RECORDS SUPPLIED:
──────────
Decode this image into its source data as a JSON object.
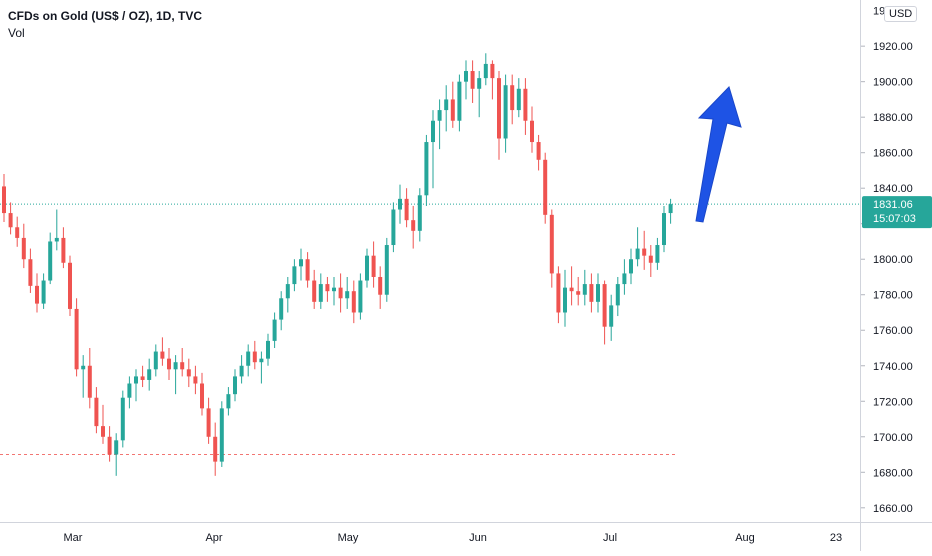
{
  "legend": {
    "title": "CFDs on Gold (US$ / OZ), 1D, TVC",
    "volume_label": "Vol"
  },
  "currency": "USD",
  "price_axis": {
    "ticks": [
      "1920.00",
      "1900.00",
      "1880.00",
      "1860.00",
      "1840.00",
      "1820.00",
      "1800.00",
      "1780.00",
      "1760.00",
      "1740.00",
      "1720.00",
      "1700.00",
      "1680.00",
      "1660.00"
    ],
    "top_partial_label": "1940.00"
  },
  "time_axis": {
    "labels": [
      "Mar",
      "Apr",
      "May",
      "Jun",
      "Jul",
      "Aug",
      "23"
    ]
  },
  "last_price": {
    "price": "1831.06",
    "countdown": "15:07:03"
  },
  "colors": {
    "up": "#26a69a",
    "down": "#ef5350",
    "arrow": "#1e53e5",
    "last_line": "#26a69a"
  },
  "chart_data": {
    "type": "candlestick",
    "title": "CFDs on Gold (US$ / OZ), 1D, TVC",
    "ylim": [
      1652,
      1946
    ],
    "support_level": 1690,
    "last_price": 1831.06,
    "x_labels": [
      "Mar",
      "Apr",
      "May",
      "Jun",
      "Jul",
      "Aug",
      "23"
    ],
    "annotation": "blue upward arrow",
    "candles": [
      [
        1841,
        1848,
        1821,
        1826
      ],
      [
        1826,
        1832,
        1814,
        1818
      ],
      [
        1818,
        1824,
        1807,
        1812
      ],
      [
        1812,
        1820,
        1795,
        1800
      ],
      [
        1800,
        1806,
        1781,
        1785
      ],
      [
        1785,
        1792,
        1770,
        1775
      ],
      [
        1775,
        1792,
        1772,
        1788
      ],
      [
        1788,
        1815,
        1786,
        1810
      ],
      [
        1810,
        1828,
        1805,
        1812
      ],
      [
        1812,
        1818,
        1795,
        1798
      ],
      [
        1798,
        1802,
        1768,
        1772
      ],
      [
        1772,
        1778,
        1734,
        1738
      ],
      [
        1738,
        1746,
        1722,
        1740
      ],
      [
        1740,
        1750,
        1716,
        1722
      ],
      [
        1722,
        1728,
        1702,
        1706
      ],
      [
        1706,
        1718,
        1696,
        1700
      ],
      [
        1700,
        1706,
        1686,
        1690
      ],
      [
        1690,
        1702,
        1678,
        1698
      ],
      [
        1698,
        1726,
        1694,
        1722
      ],
      [
        1722,
        1734,
        1716,
        1730
      ],
      [
        1730,
        1738,
        1720,
        1734
      ],
      [
        1734,
        1740,
        1728,
        1732
      ],
      [
        1732,
        1744,
        1726,
        1738
      ],
      [
        1738,
        1752,
        1734,
        1748
      ],
      [
        1748,
        1756,
        1740,
        1744
      ],
      [
        1744,
        1750,
        1732,
        1738
      ],
      [
        1738,
        1746,
        1724,
        1742
      ],
      [
        1742,
        1750,
        1734,
        1738
      ],
      [
        1738,
        1744,
        1728,
        1734
      ],
      [
        1734,
        1740,
        1724,
        1730
      ],
      [
        1730,
        1736,
        1712,
        1716
      ],
      [
        1716,
        1722,
        1696,
        1700
      ],
      [
        1700,
        1708,
        1678,
        1686
      ],
      [
        1686,
        1720,
        1683,
        1716
      ],
      [
        1716,
        1728,
        1712,
        1724
      ],
      [
        1724,
        1738,
        1720,
        1734
      ],
      [
        1734,
        1746,
        1730,
        1740
      ],
      [
        1740,
        1752,
        1734,
        1748
      ],
      [
        1748,
        1754,
        1738,
        1742
      ],
      [
        1742,
        1748,
        1730,
        1744
      ],
      [
        1744,
        1758,
        1740,
        1754
      ],
      [
        1754,
        1770,
        1750,
        1766
      ],
      [
        1766,
        1782,
        1760,
        1778
      ],
      [
        1778,
        1790,
        1770,
        1786
      ],
      [
        1786,
        1800,
        1782,
        1796
      ],
      [
        1796,
        1806,
        1788,
        1800
      ],
      [
        1800,
        1804,
        1784,
        1788
      ],
      [
        1788,
        1794,
        1772,
        1776
      ],
      [
        1776,
        1792,
        1772,
        1786
      ],
      [
        1786,
        1790,
        1776,
        1782
      ],
      [
        1782,
        1790,
        1774,
        1784
      ],
      [
        1784,
        1792,
        1770,
        1778
      ],
      [
        1778,
        1790,
        1772,
        1782
      ],
      [
        1782,
        1788,
        1764,
        1770
      ],
      [
        1770,
        1792,
        1766,
        1788
      ],
      [
        1788,
        1806,
        1784,
        1802
      ],
      [
        1802,
        1810,
        1784,
        1790
      ],
      [
        1790,
        1796,
        1772,
        1780
      ],
      [
        1780,
        1812,
        1776,
        1808
      ],
      [
        1808,
        1832,
        1804,
        1828
      ],
      [
        1828,
        1842,
        1820,
        1834
      ],
      [
        1834,
        1840,
        1818,
        1822
      ],
      [
        1822,
        1830,
        1806,
        1816
      ],
      [
        1816,
        1840,
        1810,
        1836
      ],
      [
        1836,
        1870,
        1830,
        1866
      ],
      [
        1866,
        1884,
        1840,
        1878
      ],
      [
        1878,
        1890,
        1862,
        1884
      ],
      [
        1884,
        1898,
        1872,
        1890
      ],
      [
        1890,
        1900,
        1874,
        1878
      ],
      [
        1878,
        1904,
        1872,
        1900
      ],
      [
        1900,
        1912,
        1890,
        1906
      ],
      [
        1906,
        1912,
        1888,
        1896
      ],
      [
        1896,
        1906,
        1880,
        1902
      ],
      [
        1902,
        1916,
        1898,
        1910
      ],
      [
        1910,
        1912,
        1890,
        1902
      ],
      [
        1902,
        1906,
        1856,
        1868
      ],
      [
        1868,
        1904,
        1860,
        1898
      ],
      [
        1898,
        1904,
        1876,
        1884
      ],
      [
        1884,
        1902,
        1880,
        1896
      ],
      [
        1896,
        1902,
        1870,
        1878
      ],
      [
        1878,
        1886,
        1860,
        1866
      ],
      [
        1866,
        1870,
        1850,
        1856
      ],
      [
        1856,
        1860,
        1820,
        1825
      ],
      [
        1825,
        1828,
        1784,
        1792
      ],
      [
        1792,
        1796,
        1764,
        1770
      ],
      [
        1770,
        1794,
        1762,
        1784
      ],
      [
        1784,
        1796,
        1774,
        1782
      ],
      [
        1782,
        1790,
        1774,
        1780
      ],
      [
        1780,
        1794,
        1774,
        1786
      ],
      [
        1786,
        1792,
        1770,
        1776
      ],
      [
        1776,
        1792,
        1770,
        1786
      ],
      [
        1786,
        1788,
        1752,
        1762
      ],
      [
        1762,
        1780,
        1754,
        1774
      ],
      [
        1774,
        1790,
        1768,
        1786
      ],
      [
        1786,
        1800,
        1780,
        1792
      ],
      [
        1792,
        1806,
        1786,
        1800
      ],
      [
        1800,
        1818,
        1796,
        1806
      ],
      [
        1806,
        1816,
        1794,
        1802
      ],
      [
        1802,
        1808,
        1790,
        1798
      ],
      [
        1798,
        1812,
        1794,
        1808
      ],
      [
        1808,
        1830,
        1804,
        1826
      ],
      [
        1826,
        1834,
        1820,
        1831
      ]
    ]
  }
}
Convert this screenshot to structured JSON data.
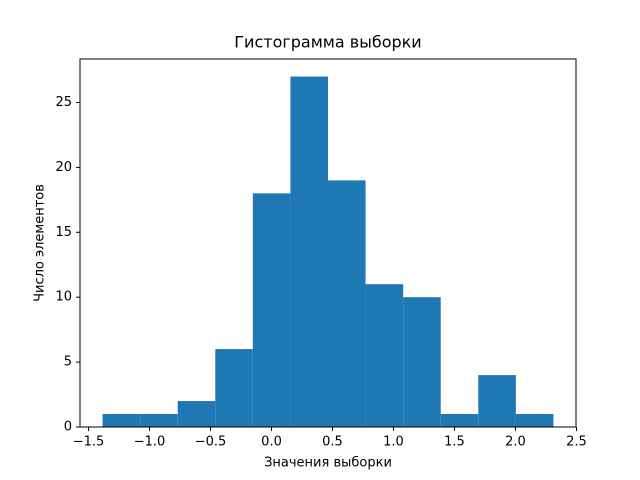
{
  "chart_data": {
    "type": "histogram",
    "title": "Гистограмма выборки",
    "x_label": "Значения выборки",
    "y_label": "Число элементов",
    "bins": [
      -1.385,
      -1.077,
      -0.769,
      -0.461,
      -0.153,
      0.155,
      0.463,
      0.771,
      1.079,
      1.387,
      1.695,
      2.003,
      2.311
    ],
    "values": [
      1,
      1,
      2,
      6,
      18,
      27,
      19,
      11,
      10,
      1,
      4,
      1
    ],
    "color": "#1f77b4",
    "xlim": [
      -1.57,
      2.496
    ],
    "xticks": [
      {
        "value": -1.5,
        "label": "−1.5"
      },
      {
        "value": -1.0,
        "label": "−1.0"
      },
      {
        "value": -0.5,
        "label": "−0.5"
      },
      {
        "value": 0.0,
        "label": "0.0"
      },
      {
        "value": 0.5,
        "label": "0.5"
      },
      {
        "value": 1.0,
        "label": "1.0"
      },
      {
        "value": 1.5,
        "label": "1.5"
      },
      {
        "value": 2.0,
        "label": "2.0"
      },
      {
        "value": 2.5,
        "label": "2.5"
      }
    ],
    "ylim": [
      0,
      28.35
    ],
    "yticks": [
      0,
      5,
      10,
      15,
      20,
      25
    ],
    "grid": false
  }
}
──────────
REQUIRED WORK:
Each line in the listing above that contains "JSON" should be copied.

RESULT FOR THIS EXERCISE:
Decode this image into its source data as a JSON object.
Convert this screenshot to structured JSON data.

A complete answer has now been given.